** begin Data shown **
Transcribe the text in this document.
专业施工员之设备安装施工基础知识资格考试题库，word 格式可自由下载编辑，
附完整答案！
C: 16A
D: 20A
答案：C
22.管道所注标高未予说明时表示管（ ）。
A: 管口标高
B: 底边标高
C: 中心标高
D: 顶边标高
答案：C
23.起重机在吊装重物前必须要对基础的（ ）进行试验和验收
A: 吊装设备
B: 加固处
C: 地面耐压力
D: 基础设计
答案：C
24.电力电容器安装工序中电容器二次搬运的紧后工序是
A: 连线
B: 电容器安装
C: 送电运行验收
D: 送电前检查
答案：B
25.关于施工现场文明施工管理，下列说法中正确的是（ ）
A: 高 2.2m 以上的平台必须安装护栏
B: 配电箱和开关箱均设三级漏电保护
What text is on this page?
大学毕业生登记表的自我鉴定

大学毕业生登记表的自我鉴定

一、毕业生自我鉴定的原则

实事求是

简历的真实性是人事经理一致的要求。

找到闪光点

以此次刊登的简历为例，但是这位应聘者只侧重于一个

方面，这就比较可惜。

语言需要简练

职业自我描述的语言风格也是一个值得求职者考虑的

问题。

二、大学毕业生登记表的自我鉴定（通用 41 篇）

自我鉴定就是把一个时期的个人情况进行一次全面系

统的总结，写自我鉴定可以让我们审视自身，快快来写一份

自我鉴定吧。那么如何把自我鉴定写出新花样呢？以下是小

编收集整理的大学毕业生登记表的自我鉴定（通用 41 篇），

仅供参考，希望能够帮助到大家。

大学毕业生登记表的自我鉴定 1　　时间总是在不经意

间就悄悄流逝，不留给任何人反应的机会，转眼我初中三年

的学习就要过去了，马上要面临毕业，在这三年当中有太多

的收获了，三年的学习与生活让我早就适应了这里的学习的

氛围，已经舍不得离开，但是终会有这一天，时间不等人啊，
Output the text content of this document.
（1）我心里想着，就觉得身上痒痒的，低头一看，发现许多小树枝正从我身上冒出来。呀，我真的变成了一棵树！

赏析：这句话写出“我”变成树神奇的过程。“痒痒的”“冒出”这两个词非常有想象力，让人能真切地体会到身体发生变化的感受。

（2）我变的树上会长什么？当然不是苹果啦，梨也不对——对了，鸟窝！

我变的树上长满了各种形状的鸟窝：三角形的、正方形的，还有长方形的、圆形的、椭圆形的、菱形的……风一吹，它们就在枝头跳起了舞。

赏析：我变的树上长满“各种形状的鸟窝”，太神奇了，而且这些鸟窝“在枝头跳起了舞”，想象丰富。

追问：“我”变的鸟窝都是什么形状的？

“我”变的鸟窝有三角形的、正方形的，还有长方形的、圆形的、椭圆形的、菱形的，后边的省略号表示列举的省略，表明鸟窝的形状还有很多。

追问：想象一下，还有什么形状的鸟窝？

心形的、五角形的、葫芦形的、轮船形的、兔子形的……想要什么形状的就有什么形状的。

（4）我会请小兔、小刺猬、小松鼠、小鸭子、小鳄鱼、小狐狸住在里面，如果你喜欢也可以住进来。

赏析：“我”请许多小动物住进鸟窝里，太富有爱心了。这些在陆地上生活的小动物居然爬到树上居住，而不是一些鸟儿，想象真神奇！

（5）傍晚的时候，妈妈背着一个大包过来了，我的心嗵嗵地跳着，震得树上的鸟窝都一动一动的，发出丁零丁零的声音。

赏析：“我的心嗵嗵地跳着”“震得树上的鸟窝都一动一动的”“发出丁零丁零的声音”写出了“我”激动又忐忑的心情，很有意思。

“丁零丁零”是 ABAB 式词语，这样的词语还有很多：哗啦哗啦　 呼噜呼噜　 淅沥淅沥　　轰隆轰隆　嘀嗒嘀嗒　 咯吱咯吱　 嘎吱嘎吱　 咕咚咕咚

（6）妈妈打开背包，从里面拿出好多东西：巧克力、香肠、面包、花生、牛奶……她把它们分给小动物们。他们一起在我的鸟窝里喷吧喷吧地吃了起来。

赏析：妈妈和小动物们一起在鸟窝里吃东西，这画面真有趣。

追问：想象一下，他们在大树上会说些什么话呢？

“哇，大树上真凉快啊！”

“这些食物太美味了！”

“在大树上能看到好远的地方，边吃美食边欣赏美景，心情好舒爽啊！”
** end Data shown **
▸ Task description:
Output all of the material exactly as written.

▸ Output below:
Transcribe the text in this document.
专业施工员之设备安装施工基础知识资格考试题库，word 格式可自由下载编辑，
附完整答案！
C: 16A
D: 20A
答案：C
22.管道所注标高未予说明时表示管（ ）。
A: 管口标高
B: 底边标高
C: 中心标高
D: 顶边标高
答案：C
23.起重机在吊装重物前必须要对基础的（ ）进行试验和验收
A: 吊装设备
B: 加固处
C: 地面耐压力
D: 基础设计
答案：C
24.电力电容器安装工序中电容器二次搬运的紧后工序是
A: 连线
B: 电容器安装
C: 送电运行验收
D: 送电前检查
答案：B
25.关于施工现场文明施工管理，下列说法中正确的是（ ）
A: 高 2.2m 以上的平台必须安装护栏
B: 配电箱和开关箱均设三级漏电保护
What text is on this page?
大学毕业生登记表的自我鉴定

大学毕业生登记表的自我鉴定

一、毕业生自我鉴定的原则

实事求是

简历的真实性是人事经理一致的要求。

找到闪光点

以此次刊登的简历为例，但是这位应聘者只侧重于一个

方面，这就比较可惜。

语言需要简练

职业自我描述的语言风格也是一个值得求职者考虑的

问题。

二、大学毕业生登记表的自我鉴定（通用 41 篇）

自我鉴定就是把一个时期的个人情况进行一次全面系

统的总结，写自我鉴定可以让我们审视自身，快快来写一份

自我鉴定吧。那么如何把自我鉴定写出新花样呢？以下是小

编收集整理的大学毕业生登记表的自我鉴定（通用 41 篇），

仅供参考，希望能够帮助到大家。

大学毕业生登记表的自我鉴定 1　　时间总是在不经意

间就悄悄流逝，不留给任何人反应的机会，转眼我初中三年

的学习就要过去了，马上要面临毕业，在这三年当中有太多

的收获了，三年的学习与生活让我早就适应了这里的学习的

氛围，已经舍不得离开，但是终会有这一天，时间不等人啊，
Output the text content of this document.
（1）我心里想着，就觉得身上痒痒的，低头一看，发现许多小树枝正从我身上冒出来。呀，我真的变成了一棵树！

赏析：这句话写出“我”变成树神奇的过程。“痒痒的”“冒出”这两个词非常有想象力，让人能真切地体会到身体发生变化的感受。

（2）我变的树上会长什么？当然不是苹果啦，梨也不对——对了，鸟窝！

我变的树上长满了各种形状的鸟窝：三角形的、正方形的，还有长方形的、圆形的、椭圆形的、菱形的……风一吹，它们就在枝头跳起了舞。

赏析：我变的树上长满“各种形状的鸟窝”，太神奇了，而且这些鸟窝“在枝头跳起了舞”，想象丰富。

追问：“我”变的鸟窝都是什么形状的？

“我”变的鸟窝有三角形的、正方形的，还有长方形的、圆形的、椭圆形的、菱形的，后边的省略号表示列举的省略，表明鸟窝的形状还有很多。

追问：想象一下，还有什么形状的鸟窝？

心形的、五角形的、葫芦形的、轮船形的、兔子形的……想要什么形状的就有什么形状的。

（4）我会请小兔、小刺猬、小松鼠、小鸭子、小鳄鱼、小狐狸住在里面，如果你喜欢也可以住进来。

赏析：“我”请许多小动物住进鸟窝里，太富有爱心了。这些在陆地上生活的小动物居然爬到树上居住，而不是一些鸟儿，想象真神奇！

（5）傍晚的时候，妈妈背着一个大包过来了，我的心嗵嗵地跳着，震得树上的鸟窝都一动一动的，发出丁零丁零的声音。

赏析：“我的心嗵嗵地跳着”“震得树上的鸟窝都一动一动的”“发出丁零丁零的声音”写出了“我”激动又忐忑的心情，很有意思。

“丁零丁零”是 ABAB 式词语，这样的词语还有很多：哗啦哗啦　 呼噜呼噜　 淅沥淅沥　　轰隆轰隆　嘀嗒嘀嗒　 咯吱咯吱　 嘎吱嘎吱　 咕咚咕咚

（6）妈妈打开背包，从里面拿出好多东西：巧克力、香肠、面包、花生、牛奶……她把它们分给小动物们。他们一起在我的鸟窝里喷吧喷吧地吃了起来。

赏析：妈妈和小动物们一起在鸟窝里吃东西，这画面真有趣。

追问：想象一下，他们在大树上会说些什么话呢？

“哇，大树上真凉快啊！”

“这些食物太美味了！”

“在大树上能看到好远的地方，边吃美食边欣赏美景，心情好舒爽啊！”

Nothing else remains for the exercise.